• _Items from a figure collection_:
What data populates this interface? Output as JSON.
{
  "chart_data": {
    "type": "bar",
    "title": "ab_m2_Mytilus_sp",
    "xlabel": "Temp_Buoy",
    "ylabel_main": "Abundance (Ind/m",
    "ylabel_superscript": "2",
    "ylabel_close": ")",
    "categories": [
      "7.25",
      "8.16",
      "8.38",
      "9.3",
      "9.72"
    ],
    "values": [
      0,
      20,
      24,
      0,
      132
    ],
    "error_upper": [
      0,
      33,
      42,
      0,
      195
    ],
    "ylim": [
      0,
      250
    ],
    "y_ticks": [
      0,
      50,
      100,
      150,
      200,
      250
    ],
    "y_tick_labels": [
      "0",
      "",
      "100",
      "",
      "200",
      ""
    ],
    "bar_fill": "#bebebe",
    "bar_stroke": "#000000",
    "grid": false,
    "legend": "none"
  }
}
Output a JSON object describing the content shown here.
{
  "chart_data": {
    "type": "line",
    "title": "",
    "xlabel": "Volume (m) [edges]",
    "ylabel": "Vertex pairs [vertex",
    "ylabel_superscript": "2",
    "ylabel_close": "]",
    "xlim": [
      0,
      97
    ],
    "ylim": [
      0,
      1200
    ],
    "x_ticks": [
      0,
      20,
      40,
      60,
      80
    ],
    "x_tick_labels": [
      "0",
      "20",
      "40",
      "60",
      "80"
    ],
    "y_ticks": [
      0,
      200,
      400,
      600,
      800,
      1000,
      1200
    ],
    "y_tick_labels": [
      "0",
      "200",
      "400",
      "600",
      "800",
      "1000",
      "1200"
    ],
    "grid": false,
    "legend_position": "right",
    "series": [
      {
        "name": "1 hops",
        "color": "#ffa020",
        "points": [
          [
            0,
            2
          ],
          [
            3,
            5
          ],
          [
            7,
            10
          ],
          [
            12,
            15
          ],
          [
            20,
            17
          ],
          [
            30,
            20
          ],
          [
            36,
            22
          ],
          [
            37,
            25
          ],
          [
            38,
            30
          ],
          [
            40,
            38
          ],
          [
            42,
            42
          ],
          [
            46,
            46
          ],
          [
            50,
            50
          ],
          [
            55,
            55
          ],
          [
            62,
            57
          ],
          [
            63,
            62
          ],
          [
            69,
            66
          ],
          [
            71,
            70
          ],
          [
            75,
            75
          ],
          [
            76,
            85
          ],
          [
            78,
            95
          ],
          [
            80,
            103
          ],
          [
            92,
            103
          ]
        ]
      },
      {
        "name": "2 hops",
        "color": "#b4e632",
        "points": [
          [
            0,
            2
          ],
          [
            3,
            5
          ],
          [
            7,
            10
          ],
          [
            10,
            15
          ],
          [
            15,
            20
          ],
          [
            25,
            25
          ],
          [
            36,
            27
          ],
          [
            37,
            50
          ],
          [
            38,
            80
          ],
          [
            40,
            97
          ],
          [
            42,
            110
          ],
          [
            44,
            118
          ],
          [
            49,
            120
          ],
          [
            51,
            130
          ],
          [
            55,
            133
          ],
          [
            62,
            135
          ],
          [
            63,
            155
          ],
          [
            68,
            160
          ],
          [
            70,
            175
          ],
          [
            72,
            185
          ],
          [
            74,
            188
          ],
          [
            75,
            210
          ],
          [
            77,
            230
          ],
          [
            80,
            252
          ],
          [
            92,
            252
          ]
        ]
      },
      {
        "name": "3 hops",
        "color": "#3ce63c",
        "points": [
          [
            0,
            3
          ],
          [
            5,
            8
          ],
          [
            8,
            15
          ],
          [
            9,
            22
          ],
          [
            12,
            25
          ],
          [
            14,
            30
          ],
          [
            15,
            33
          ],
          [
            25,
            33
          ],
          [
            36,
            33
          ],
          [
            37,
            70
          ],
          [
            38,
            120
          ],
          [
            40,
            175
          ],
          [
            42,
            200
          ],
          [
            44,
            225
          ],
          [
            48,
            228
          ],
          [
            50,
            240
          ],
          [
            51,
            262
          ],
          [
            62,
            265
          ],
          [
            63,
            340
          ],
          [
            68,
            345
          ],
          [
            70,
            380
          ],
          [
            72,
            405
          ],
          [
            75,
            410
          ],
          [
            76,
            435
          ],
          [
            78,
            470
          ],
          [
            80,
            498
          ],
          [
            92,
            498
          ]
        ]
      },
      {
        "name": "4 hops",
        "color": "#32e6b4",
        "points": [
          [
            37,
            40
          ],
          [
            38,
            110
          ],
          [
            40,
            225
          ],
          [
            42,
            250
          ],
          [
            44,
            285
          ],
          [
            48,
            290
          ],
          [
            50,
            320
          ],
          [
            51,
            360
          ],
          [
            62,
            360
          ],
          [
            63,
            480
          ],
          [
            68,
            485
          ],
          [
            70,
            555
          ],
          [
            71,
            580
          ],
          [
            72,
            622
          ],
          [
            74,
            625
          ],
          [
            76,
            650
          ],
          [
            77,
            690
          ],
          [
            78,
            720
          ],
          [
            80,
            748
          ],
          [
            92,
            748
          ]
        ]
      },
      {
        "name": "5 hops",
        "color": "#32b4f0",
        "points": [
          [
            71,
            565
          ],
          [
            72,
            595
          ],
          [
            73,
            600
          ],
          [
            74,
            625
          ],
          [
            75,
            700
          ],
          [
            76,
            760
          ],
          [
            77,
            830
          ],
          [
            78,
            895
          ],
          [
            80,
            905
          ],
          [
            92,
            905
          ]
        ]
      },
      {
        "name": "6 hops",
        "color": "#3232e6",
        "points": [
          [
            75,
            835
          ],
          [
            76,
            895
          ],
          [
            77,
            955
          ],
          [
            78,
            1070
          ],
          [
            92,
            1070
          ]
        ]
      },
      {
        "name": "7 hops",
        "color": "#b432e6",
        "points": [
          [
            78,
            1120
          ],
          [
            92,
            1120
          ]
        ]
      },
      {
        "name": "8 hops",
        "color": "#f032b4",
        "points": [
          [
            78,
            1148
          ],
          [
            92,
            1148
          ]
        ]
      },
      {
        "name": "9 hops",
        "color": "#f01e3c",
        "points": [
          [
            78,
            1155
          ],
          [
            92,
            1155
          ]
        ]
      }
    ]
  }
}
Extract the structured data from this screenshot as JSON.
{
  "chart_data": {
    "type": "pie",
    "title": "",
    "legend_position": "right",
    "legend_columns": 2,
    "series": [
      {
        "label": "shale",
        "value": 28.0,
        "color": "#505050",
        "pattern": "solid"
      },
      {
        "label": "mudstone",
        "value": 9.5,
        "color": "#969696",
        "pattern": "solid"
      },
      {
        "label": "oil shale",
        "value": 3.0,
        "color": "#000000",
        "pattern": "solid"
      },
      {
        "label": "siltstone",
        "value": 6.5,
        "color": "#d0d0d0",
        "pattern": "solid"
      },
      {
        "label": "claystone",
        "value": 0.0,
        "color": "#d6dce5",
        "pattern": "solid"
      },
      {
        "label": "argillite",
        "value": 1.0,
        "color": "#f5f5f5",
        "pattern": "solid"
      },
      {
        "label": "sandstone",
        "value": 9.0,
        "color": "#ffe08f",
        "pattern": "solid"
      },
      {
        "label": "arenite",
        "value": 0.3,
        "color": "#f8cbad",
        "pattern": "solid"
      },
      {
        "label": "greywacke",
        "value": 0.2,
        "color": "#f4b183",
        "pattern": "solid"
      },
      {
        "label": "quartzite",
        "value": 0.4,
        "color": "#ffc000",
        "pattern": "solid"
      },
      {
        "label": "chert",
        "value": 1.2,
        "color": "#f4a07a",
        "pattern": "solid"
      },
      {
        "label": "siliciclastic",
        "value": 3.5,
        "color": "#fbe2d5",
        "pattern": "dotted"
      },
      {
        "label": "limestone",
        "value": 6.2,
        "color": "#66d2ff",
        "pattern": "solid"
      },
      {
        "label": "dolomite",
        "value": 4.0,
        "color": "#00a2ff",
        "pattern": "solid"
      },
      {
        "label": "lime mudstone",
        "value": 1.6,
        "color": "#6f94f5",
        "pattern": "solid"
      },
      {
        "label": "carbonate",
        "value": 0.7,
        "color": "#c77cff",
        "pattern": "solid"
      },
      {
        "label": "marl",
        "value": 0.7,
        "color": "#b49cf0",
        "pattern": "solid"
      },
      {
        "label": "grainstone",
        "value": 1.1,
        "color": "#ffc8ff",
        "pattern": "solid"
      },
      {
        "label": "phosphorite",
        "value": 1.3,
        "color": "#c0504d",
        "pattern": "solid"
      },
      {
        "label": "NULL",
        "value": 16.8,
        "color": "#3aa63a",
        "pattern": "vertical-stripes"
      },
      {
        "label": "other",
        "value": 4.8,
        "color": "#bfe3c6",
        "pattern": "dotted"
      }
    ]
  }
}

• _Set task_: Find all the lines containing "xlabel" in the material, then copy them.

• _Output of the exercise_:
    "xlabel": "Temp_Buoy",
    "xlabel": "Volume (m) [edges]",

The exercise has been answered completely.